**** Data in this exercise ****
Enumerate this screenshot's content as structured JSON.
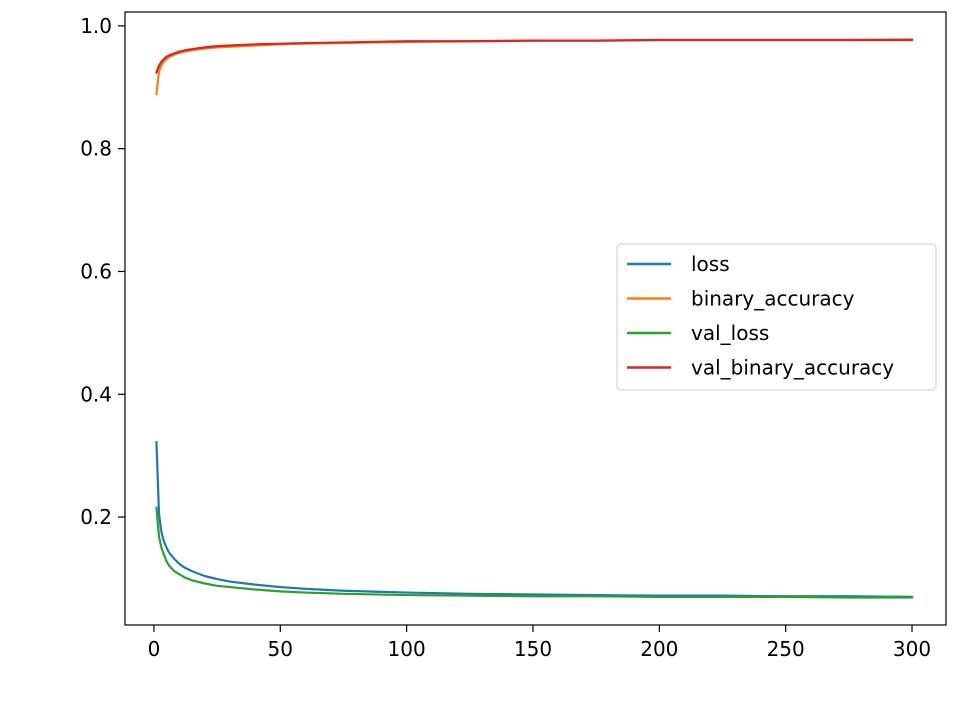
{
  "chart_data": {
    "type": "line",
    "title": "",
    "xlabel": "",
    "ylabel": "",
    "xlim": [
      -11.45,
      313.45
    ],
    "ylim": [
      0.0242,
      1.0226
    ],
    "x_ticks": [
      {
        "value": 0,
        "label": "0"
      },
      {
        "value": 50,
        "label": "50"
      },
      {
        "value": 100,
        "label": "100"
      },
      {
        "value": 150,
        "label": "150"
      },
      {
        "value": 200,
        "label": "200"
      },
      {
        "value": 250,
        "label": "250"
      },
      {
        "value": 300,
        "label": "300"
      }
    ],
    "y_ticks": [
      {
        "value": 0.2,
        "label": "0.2"
      },
      {
        "value": 0.4,
        "label": "0.4"
      },
      {
        "value": 0.6,
        "label": "0.6"
      },
      {
        "value": 0.8,
        "label": "0.8"
      },
      {
        "value": 1.0,
        "label": "1.0"
      }
    ],
    "grid": false,
    "legend_position": "center-right",
    "series": [
      {
        "name": "loss",
        "color": "#1f77b4",
        "x": [
          1,
          2,
          3,
          4,
          5,
          6,
          8,
          10,
          12,
          15,
          20,
          25,
          30,
          40,
          50,
          60,
          75,
          100,
          125,
          150,
          175,
          200,
          225,
          250,
          275,
          300
        ],
        "y": [
          0.322,
          0.205,
          0.175,
          0.16,
          0.15,
          0.142,
          0.132,
          0.124,
          0.118,
          0.112,
          0.104,
          0.099,
          0.095,
          0.09,
          0.086,
          0.083,
          0.08,
          0.077,
          0.075,
          0.074,
          0.073,
          0.072,
          0.072,
          0.071,
          0.071,
          0.07
        ]
      },
      {
        "name": "binary_accuracy",
        "color": "#ff7f0e",
        "x": [
          1,
          2,
          3,
          4,
          5,
          6,
          8,
          10,
          12,
          15,
          20,
          25,
          30,
          40,
          50,
          60,
          75,
          100,
          125,
          150,
          175,
          200,
          225,
          250,
          275,
          300
        ],
        "y": [
          0.889,
          0.925,
          0.936,
          0.942,
          0.946,
          0.949,
          0.953,
          0.956,
          0.958,
          0.96,
          0.963,
          0.965,
          0.966,
          0.968,
          0.97,
          0.971,
          0.972,
          0.974,
          0.975,
          0.976,
          0.976,
          0.977,
          0.977,
          0.977,
          0.977,
          0.978
        ]
      },
      {
        "name": "val_loss",
        "color": "#2ca02c",
        "x": [
          1,
          2,
          3,
          4,
          5,
          6,
          8,
          10,
          12,
          15,
          20,
          25,
          30,
          40,
          50,
          60,
          75,
          100,
          125,
          150,
          175,
          200,
          225,
          250,
          275,
          300
        ],
        "y": [
          0.215,
          0.168,
          0.15,
          0.138,
          0.128,
          0.121,
          0.112,
          0.107,
          0.102,
          0.097,
          0.092,
          0.088,
          0.086,
          0.082,
          0.079,
          0.077,
          0.075,
          0.073,
          0.072,
          0.071,
          0.071,
          0.07,
          0.07,
          0.07,
          0.069,
          0.069
        ]
      },
      {
        "name": "val_binary_accuracy",
        "color": "#d62728",
        "x": [
          1,
          2,
          3,
          4,
          5,
          6,
          8,
          10,
          12,
          15,
          20,
          25,
          30,
          40,
          50,
          60,
          75,
          100,
          125,
          150,
          175,
          200,
          225,
          250,
          275,
          300
        ],
        "y": [
          0.924,
          0.935,
          0.942,
          0.946,
          0.95,
          0.952,
          0.955,
          0.958,
          0.96,
          0.962,
          0.965,
          0.967,
          0.968,
          0.97,
          0.971,
          0.972,
          0.973,
          0.975,
          0.975,
          0.976,
          0.976,
          0.977,
          0.977,
          0.977,
          0.977,
          0.977
        ]
      }
    ]
  }
}
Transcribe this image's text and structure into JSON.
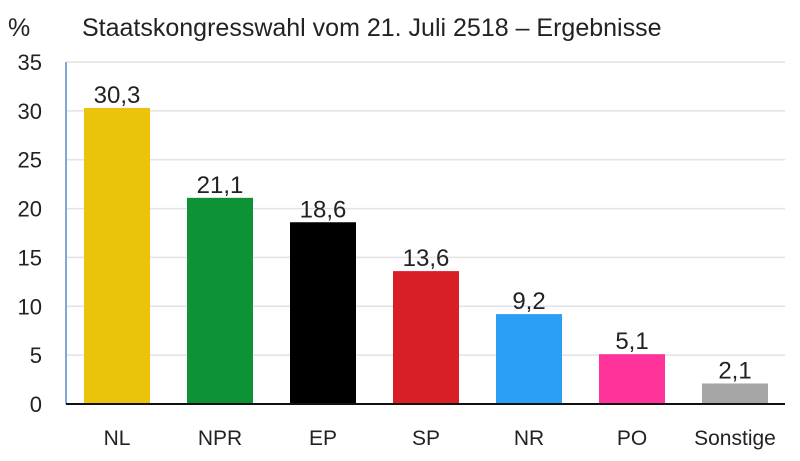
{
  "chart_data": {
    "type": "bar",
    "title": "Staatskongresswahl vom 21. Juli 2518 – Ergebnisse",
    "ylabel": "%",
    "xlabel": "",
    "ylim": [
      0,
      35
    ],
    "yticks": [
      0,
      5,
      10,
      15,
      20,
      25,
      30,
      35
    ],
    "grid": true,
    "categories": [
      "NL",
      "NPR",
      "EP",
      "SP",
      "NR",
      "PO",
      "Sonstige"
    ],
    "values": [
      30.3,
      21.1,
      18.6,
      13.6,
      9.2,
      5.1,
      2.1
    ],
    "value_labels": [
      "30,3",
      "21,1",
      "18,6",
      "13,6",
      "9,2",
      "5,1",
      "2,1"
    ],
    "colors": [
      "#EBC30A",
      "#0E9236",
      "#000000",
      "#D91F26",
      "#2D9EF5",
      "#FF3399",
      "#A6A6A6"
    ]
  }
}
****
What to work on: Every record must be copied exactly, with images dropped from the result.

The answer:
Enumerate this screenshot's content as structured JSON.
{
  "chart_data": {
    "type": "line",
    "title": "",
    "xlabel": "",
    "ylabel": "",
    "xlim": [
      -11.45,
      313.45
    ],
    "ylim": [
      0.0242,
      1.0226
    ],
    "x_ticks": [
      {
        "value": 0,
        "label": "0"
      },
      {
        "value": 50,
        "label": "50"
      },
      {
        "value": 100,
        "label": "100"
      },
      {
        "value": 150,
        "label": "150"
      },
      {
        "value": 200,
        "label": "200"
      },
      {
        "value": 250,
        "label": "250"
      },
      {
        "value": 300,
        "label": "300"
      }
    ],
    "y_ticks": [
      {
        "value": 0.2,
        "label": "0.2"
      },
      {
        "value": 0.4,
        "label": "0.4"
      },
      {
        "value": 0.6,
        "label": "0.6"
      },
      {
        "value": 0.8,
        "label": "0.8"
      },
      {
        "value": 1.0,
        "label": "1.0"
      }
    ],
    "grid": false,
    "legend_position": "center-right",
    "series": [
      {
        "name": "loss",
        "color": "#1f77b4",
        "x": [
          1,
          2,
          3,
          4,
          5,
          6,
          8,
          10,
          12,
          15,
          20,
          25,
          30,
          40,
          50,
          60,
          75,
          100,
          125,
          150,
          175,
          200,
          225,
          250,
          275,
          300
        ],
        "y": [
          0.322,
          0.205,
          0.175,
          0.16,
          0.15,
          0.142,
          0.132,
          0.124,
          0.118,
          0.112,
          0.104,
          0.099,
          0.095,
          0.09,
          0.086,
          0.083,
          0.08,
          0.077,
          0.075,
          0.074,
          0.073,
          0.072,
          0.072,
          0.071,
          0.071,
          0.07
        ]
      },
      {
        "name": "binary_accuracy",
        "color": "#ff7f0e",
        "x": [
          1,
          2,
          3,
          4,
          5,
          6,
          8,
          10,
          12,
          15,
          20,
          25,
          30,
          40,
          50,
          60,
          75,
          100,
          125,
          150,
          175,
          200,
          225,
          250,
          275,
          300
        ],
        "y": [
          0.889,
          0.925,
          0.936,
          0.942,
          0.946,
          0.949,
          0.953,
          0.956,
          0.958,
          0.96,
          0.963,
          0.965,
          0.966,
          0.968,
          0.97,
          0.971,
          0.972,
          0.974,
          0.975,
          0.976,
          0.976,
          0.977,
          0.977,
          0.977,
          0.977,
          0.978
        ]
      },
      {
        "name": "val_loss",
        "color": "#2ca02c",
        "x": [
          1,
          2,
          3,
          4,
          5,
          6,
          8,
          10,
          12,
          15,
          20,
          25,
          30,
          40,
          50,
          60,
          75,
          100,
          125,
          150,
          175,
          200,
          225,
          250,
          275,
          300
        ],
        "y": [
          0.215,
          0.168,
          0.15,
          0.138,
          0.128,
          0.121,
          0.112,
          0.107,
          0.102,
          0.097,
          0.092,
          0.088,
          0.086,
          0.082,
          0.079,
          0.077,
          0.075,
          0.073,
          0.072,
          0.071,
          0.071,
          0.07,
          0.07,
          0.07,
          0.069,
          0.069
        ]
      },
      {
        "name": "val_binary_accuracy",
        "color": "#d62728",
        "x": [
          1,
          2,
          3,
          4,
          5,
          6,
          8,
          10,
          12,
          15,
          20,
          25,
          30,
          40,
          50,
          60,
          75,
          100,
          125,
          150,
          175,
          200,
          225,
          250,
          275,
          300
        ],
        "y": [
          0.924,
          0.935,
          0.942,
          0.946,
          0.95,
          0.952,
          0.955,
          0.958,
          0.96,
          0.962,
          0.965,
          0.967,
          0.968,
          0.97,
          0.971,
          0.972,
          0.973,
          0.975,
          0.975,
          0.976,
          0.976,
          0.977,
          0.977,
          0.977,
          0.977,
          0.977
        ]
      }
    ]
  }
}
Transcribe this image's text and structure into JSON.
{
  "chart_data": {
    "type": "bar",
    "title": "Staatskongresswahl vom 21. Juli 2518 – Ergebnisse",
    "ylabel": "%",
    "xlabel": "",
    "ylim": [
      0,
      35
    ],
    "yticks": [
      0,
      5,
      10,
      15,
      20,
      25,
      30,
      35
    ],
    "grid": true,
    "categories": [
      "NL",
      "NPR",
      "EP",
      "SP",
      "NR",
      "PO",
      "Sonstige"
    ],
    "values": [
      30.3,
      21.1,
      18.6,
      13.6,
      9.2,
      5.1,
      2.1
    ],
    "value_labels": [
      "30,3",
      "21,1",
      "18,6",
      "13,6",
      "9,2",
      "5,1",
      "2,1"
    ],
    "colors": [
      "#EBC30A",
      "#0E9236",
      "#000000",
      "#D91F26",
      "#2D9EF5",
      "#FF3399",
      "#A6A6A6"
    ]
  }
}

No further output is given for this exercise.